• **Set problem**: Make a tally of the lines in the records that include the string "بالمدارس", and give only that number.

• **Entries**:
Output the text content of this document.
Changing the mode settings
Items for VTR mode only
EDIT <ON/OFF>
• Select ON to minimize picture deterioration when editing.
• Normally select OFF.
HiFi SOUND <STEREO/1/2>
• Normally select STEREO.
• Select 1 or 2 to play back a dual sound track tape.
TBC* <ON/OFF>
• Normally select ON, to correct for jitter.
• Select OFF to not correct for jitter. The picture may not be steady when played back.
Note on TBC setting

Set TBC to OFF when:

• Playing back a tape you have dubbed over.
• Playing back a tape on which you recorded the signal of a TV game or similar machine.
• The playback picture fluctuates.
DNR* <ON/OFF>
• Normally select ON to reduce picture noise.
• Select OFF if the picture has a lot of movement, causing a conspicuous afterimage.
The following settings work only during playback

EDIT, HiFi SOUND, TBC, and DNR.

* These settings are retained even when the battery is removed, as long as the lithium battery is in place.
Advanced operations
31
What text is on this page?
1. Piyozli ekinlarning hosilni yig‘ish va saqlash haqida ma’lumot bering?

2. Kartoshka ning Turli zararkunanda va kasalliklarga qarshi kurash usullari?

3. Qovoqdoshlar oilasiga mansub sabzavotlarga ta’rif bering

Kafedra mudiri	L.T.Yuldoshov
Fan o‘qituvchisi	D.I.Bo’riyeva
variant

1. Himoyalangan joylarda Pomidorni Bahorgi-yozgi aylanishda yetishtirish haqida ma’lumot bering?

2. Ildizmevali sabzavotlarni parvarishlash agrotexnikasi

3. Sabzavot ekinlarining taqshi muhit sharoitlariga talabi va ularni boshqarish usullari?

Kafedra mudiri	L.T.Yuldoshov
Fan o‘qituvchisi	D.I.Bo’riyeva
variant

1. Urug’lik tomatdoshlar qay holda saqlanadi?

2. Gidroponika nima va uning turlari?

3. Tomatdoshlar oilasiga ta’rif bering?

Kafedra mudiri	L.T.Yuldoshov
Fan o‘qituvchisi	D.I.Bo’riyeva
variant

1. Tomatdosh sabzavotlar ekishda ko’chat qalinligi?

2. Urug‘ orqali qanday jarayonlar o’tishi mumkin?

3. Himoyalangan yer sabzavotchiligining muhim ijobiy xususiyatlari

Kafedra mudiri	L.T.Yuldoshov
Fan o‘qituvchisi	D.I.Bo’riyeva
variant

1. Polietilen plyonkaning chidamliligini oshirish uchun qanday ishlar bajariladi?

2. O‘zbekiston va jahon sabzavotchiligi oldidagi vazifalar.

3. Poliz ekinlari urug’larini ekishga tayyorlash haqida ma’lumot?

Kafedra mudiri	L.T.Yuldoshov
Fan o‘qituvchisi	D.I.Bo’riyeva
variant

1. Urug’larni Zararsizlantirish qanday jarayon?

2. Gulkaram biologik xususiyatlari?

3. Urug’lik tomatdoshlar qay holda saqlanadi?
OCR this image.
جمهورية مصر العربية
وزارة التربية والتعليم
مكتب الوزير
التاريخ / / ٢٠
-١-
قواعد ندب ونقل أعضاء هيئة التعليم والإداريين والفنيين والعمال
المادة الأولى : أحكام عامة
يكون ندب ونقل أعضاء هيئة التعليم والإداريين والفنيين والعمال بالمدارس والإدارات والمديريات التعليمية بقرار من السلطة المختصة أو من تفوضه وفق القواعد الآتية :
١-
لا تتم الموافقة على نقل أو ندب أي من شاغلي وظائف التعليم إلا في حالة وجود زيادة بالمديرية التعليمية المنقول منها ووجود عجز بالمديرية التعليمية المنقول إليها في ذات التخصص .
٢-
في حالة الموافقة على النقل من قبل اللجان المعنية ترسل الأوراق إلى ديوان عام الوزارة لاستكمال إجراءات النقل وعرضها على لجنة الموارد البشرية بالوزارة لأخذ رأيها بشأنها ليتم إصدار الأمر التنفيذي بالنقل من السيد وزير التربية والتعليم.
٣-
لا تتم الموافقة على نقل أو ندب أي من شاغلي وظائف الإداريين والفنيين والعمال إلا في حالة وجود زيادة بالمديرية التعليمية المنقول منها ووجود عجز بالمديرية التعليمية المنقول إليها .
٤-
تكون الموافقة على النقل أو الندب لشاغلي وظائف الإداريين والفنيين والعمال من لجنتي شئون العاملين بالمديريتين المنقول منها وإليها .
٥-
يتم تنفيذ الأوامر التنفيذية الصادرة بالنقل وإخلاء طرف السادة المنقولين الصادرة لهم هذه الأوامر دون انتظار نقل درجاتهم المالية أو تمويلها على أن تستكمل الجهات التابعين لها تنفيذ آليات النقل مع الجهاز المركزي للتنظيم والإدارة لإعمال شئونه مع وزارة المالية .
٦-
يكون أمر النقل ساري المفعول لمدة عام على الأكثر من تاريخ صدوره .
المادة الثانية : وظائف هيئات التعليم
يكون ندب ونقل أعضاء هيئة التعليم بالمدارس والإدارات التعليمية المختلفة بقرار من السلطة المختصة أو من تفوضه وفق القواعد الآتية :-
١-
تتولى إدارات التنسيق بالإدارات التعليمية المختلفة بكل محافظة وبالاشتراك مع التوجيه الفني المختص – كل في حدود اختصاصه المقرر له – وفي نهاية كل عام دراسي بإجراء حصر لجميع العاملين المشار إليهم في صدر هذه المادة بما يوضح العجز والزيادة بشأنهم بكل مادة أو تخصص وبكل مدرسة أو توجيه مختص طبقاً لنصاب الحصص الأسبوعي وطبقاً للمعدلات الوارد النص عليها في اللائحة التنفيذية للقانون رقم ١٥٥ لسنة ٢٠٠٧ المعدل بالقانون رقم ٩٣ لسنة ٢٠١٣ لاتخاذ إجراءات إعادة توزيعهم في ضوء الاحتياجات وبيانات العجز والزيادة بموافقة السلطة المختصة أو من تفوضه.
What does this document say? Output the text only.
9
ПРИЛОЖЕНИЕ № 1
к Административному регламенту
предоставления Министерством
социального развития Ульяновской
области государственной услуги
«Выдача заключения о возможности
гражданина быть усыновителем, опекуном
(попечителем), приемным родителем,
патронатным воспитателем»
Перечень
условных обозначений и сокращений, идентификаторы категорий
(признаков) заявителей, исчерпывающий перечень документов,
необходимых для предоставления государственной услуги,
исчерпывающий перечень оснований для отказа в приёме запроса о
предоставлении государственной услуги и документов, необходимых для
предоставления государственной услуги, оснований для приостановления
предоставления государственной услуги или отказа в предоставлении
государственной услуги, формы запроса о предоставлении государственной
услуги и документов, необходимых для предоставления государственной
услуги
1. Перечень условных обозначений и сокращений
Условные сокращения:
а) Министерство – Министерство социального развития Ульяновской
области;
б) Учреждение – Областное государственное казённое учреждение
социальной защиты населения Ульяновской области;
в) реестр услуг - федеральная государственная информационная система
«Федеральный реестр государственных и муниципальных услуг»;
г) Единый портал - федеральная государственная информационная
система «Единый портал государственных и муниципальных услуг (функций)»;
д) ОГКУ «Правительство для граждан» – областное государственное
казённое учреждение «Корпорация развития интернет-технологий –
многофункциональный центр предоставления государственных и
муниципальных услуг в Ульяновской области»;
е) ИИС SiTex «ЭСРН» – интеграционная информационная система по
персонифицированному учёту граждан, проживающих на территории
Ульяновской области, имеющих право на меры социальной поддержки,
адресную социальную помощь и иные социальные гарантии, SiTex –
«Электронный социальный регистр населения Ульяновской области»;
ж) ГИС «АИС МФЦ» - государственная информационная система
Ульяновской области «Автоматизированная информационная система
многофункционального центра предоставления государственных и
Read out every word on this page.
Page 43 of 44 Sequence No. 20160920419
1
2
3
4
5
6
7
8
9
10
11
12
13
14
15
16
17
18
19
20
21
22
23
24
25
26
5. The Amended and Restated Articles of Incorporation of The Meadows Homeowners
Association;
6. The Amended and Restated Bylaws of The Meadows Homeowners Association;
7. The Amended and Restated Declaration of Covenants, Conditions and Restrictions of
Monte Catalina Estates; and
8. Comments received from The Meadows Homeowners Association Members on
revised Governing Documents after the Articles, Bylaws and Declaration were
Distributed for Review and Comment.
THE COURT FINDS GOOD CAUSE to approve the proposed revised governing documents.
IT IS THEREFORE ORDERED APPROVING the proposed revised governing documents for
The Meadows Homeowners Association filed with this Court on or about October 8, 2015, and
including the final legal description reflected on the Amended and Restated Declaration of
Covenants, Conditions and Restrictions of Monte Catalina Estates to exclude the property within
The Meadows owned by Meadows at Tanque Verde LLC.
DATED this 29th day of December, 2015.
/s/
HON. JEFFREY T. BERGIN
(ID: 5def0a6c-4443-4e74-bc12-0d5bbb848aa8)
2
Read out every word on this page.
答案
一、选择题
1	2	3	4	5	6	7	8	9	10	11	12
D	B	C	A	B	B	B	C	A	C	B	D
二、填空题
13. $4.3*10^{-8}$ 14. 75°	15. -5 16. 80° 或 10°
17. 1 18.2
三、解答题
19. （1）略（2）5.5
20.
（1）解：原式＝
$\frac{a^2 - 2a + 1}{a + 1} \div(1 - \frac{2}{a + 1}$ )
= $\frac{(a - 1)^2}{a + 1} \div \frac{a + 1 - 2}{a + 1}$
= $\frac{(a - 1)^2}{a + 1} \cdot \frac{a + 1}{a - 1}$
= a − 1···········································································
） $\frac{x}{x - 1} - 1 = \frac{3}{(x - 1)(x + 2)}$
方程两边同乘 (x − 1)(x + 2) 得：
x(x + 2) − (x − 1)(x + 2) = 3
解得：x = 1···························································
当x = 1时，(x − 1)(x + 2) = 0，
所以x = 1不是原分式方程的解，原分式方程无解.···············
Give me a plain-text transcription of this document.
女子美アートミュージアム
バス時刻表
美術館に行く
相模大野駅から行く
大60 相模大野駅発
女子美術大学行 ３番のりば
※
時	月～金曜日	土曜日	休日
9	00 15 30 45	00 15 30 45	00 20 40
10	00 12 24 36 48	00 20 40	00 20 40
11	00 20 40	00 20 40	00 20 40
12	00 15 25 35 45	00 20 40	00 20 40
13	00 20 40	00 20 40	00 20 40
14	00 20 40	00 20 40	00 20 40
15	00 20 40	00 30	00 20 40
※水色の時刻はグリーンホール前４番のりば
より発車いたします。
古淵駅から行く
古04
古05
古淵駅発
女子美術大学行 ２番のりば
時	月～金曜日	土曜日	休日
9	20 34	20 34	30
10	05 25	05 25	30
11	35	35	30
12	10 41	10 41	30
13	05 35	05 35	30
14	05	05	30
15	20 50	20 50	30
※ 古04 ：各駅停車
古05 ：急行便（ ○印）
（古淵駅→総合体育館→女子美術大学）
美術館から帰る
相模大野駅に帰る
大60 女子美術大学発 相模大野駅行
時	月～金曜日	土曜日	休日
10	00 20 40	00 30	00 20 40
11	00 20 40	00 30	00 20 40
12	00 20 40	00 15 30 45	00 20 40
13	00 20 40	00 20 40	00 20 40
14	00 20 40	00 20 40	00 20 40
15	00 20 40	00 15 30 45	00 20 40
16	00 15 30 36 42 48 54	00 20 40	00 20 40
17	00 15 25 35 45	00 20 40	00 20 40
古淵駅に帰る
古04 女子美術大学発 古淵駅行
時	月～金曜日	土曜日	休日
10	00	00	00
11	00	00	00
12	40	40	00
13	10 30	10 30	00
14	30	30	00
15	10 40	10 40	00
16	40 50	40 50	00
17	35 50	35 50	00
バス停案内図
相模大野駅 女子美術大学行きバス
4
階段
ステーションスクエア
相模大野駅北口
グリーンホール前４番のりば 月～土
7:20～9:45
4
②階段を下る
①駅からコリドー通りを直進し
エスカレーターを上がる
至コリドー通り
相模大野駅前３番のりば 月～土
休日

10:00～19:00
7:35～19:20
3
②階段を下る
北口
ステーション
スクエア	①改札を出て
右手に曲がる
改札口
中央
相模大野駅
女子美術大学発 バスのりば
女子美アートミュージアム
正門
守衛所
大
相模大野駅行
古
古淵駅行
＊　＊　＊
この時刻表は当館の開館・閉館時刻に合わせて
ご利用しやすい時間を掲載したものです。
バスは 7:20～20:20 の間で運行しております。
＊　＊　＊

• **Output for this exercise**: 2